>> BEGIN Records provided
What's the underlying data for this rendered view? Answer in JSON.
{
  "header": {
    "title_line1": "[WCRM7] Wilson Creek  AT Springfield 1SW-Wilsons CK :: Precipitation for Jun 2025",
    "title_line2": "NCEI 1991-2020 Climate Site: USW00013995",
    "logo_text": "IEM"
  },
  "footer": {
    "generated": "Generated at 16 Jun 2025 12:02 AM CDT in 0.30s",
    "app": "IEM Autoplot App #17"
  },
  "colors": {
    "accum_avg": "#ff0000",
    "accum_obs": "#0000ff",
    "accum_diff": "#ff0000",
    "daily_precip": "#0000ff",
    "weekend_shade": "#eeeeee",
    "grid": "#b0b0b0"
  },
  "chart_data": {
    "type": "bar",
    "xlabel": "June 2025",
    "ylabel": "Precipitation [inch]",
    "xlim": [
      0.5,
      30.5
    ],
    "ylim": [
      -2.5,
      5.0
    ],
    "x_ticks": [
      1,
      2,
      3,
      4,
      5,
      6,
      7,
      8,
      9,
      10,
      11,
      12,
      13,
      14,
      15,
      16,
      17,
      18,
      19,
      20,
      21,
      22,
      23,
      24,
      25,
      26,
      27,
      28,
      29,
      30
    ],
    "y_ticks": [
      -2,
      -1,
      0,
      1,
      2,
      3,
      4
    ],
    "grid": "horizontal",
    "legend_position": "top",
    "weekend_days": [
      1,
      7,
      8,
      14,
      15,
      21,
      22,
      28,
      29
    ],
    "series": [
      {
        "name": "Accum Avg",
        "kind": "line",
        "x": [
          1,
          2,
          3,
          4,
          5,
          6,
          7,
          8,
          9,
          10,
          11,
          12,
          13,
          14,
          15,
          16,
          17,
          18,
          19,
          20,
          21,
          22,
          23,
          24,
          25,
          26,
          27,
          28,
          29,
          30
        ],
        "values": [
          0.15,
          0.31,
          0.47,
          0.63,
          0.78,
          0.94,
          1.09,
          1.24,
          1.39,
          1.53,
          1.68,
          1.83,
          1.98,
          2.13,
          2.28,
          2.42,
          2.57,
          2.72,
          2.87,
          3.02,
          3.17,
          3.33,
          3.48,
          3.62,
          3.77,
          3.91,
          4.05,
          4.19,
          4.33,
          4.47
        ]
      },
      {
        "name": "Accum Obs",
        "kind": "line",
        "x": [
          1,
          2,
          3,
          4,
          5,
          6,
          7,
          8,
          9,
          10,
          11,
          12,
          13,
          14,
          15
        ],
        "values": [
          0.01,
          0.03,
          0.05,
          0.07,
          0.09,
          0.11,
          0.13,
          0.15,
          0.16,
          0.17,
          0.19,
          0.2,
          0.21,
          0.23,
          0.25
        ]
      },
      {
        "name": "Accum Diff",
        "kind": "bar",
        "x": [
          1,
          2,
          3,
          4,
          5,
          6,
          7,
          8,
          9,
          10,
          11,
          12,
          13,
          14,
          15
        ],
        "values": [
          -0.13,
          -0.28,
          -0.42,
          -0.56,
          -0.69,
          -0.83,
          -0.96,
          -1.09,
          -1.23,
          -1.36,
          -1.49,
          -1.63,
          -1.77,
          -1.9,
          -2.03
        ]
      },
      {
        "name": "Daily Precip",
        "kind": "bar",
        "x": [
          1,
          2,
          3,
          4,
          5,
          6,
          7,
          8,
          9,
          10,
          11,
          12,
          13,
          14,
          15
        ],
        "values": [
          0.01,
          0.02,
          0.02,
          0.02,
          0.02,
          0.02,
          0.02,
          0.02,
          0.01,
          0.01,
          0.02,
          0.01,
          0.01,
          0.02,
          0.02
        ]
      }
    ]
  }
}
>> END Records provided
* _Aim of the exercise_:
Copy each record from above without leaving any out.

* _Answer below_:
What's the underlying data for this rendered view? Answer in JSON.
{
  "header": {
    "title_line1": "[WCRM7] Wilson Creek  AT Springfield 1SW-Wilsons CK :: Precipitation for Jun 2025",
    "title_line2": "NCEI 1991-2020 Climate Site: USW00013995",
    "logo_text": "IEM"
  },
  "footer": {
    "generated": "Generated at 16 Jun 2025 12:02 AM CDT in 0.30s",
    "app": "IEM Autoplot App #17"
  },
  "colors": {
    "accum_avg": "#ff0000",
    "accum_obs": "#0000ff",
    "accum_diff": "#ff0000",
    "daily_precip": "#0000ff",
    "weekend_shade": "#eeeeee",
    "grid": "#b0b0b0"
  },
  "chart_data": {
    "type": "bar",
    "xlabel": "June 2025",
    "ylabel": "Precipitation [inch]",
    "xlim": [
      0.5,
      30.5
    ],
    "ylim": [
      -2.5,
      5.0
    ],
    "x_ticks": [
      1,
      2,
      3,
      4,
      5,
      6,
      7,
      8,
      9,
      10,
      11,
      12,
      13,
      14,
      15,
      16,
      17,
      18,
      19,
      20,
      21,
      22,
      23,
      24,
      25,
      26,
      27,
      28,
      29,
      30
    ],
    "y_ticks": [
      -2,
      -1,
      0,
      1,
      2,
      3,
      4
    ],
    "grid": "horizontal",
    "legend_position": "top",
    "weekend_days": [
      1,
      7,
      8,
      14,
      15,
      21,
      22,
      28,
      29
    ],
    "series": [
      {
        "name": "Accum Avg",
        "kind": "line",
        "x": [
          1,
          2,
          3,
          4,
          5,
          6,
          7,
          8,
          9,
          10,
          11,
          12,
          13,
          14,
          15,
          16,
          17,
          18,
          19,
          20,
          21,
          22,
          23,
          24,
          25,
          26,
          27,
          28,
          29,
          30
        ],
        "values": [
          0.15,
          0.31,
          0.47,
          0.63,
          0.78,
          0.94,
          1.09,
          1.24,
          1.39,
          1.53,
          1.68,
          1.83,
          1.98,
          2.13,
          2.28,
          2.42,
          2.57,
          2.72,
          2.87,
          3.02,
          3.17,
          3.33,
          3.48,
          3.62,
          3.77,
          3.91,
          4.05,
          4.19,
          4.33,
          4.47
        ]
      },
      {
        "name": "Accum Obs",
        "kind": "line",
        "x": [
          1,
          2,
          3,
          4,
          5,
          6,
          7,
          8,
          9,
          10,
          11,
          12,
          13,
          14,
          15
        ],
        "values": [
          0.01,
          0.03,
          0.05,
          0.07,
          0.09,
          0.11,
          0.13,
          0.15,
          0.16,
          0.17,
          0.19,
          0.2,
          0.21,
          0.23,
          0.25
        ]
      },
      {
        "name": "Accum Diff",
        "kind": "bar",
        "x": [
          1,
          2,
          3,
          4,
          5,
          6,
          7,
          8,
          9,
          10,
          11,
          12,
          13,
          14,
          15
        ],
        "values": [
          -0.13,
          -0.28,
          -0.42,
          -0.56,
          -0.69,
          -0.83,
          -0.96,
          -1.09,
          -1.23,
          -1.36,
          -1.49,
          -1.63,
          -1.77,
          -1.9,
          -2.03
        ]
      },
      {
        "name": "Daily Precip",
        "kind": "bar",
        "x": [
          1,
          2,
          3,
          4,
          5,
          6,
          7,
          8,
          9,
          10,
          11,
          12,
          13,
          14,
          15
        ],
        "values": [
          0.01,
          0.02,
          0.02,
          0.02,
          0.02,
          0.02,
          0.02,
          0.02,
          0.01,
          0.01,
          0.02,
          0.01,
          0.01,
          0.02,
          0.02
        ]
      }
    ]
  }
}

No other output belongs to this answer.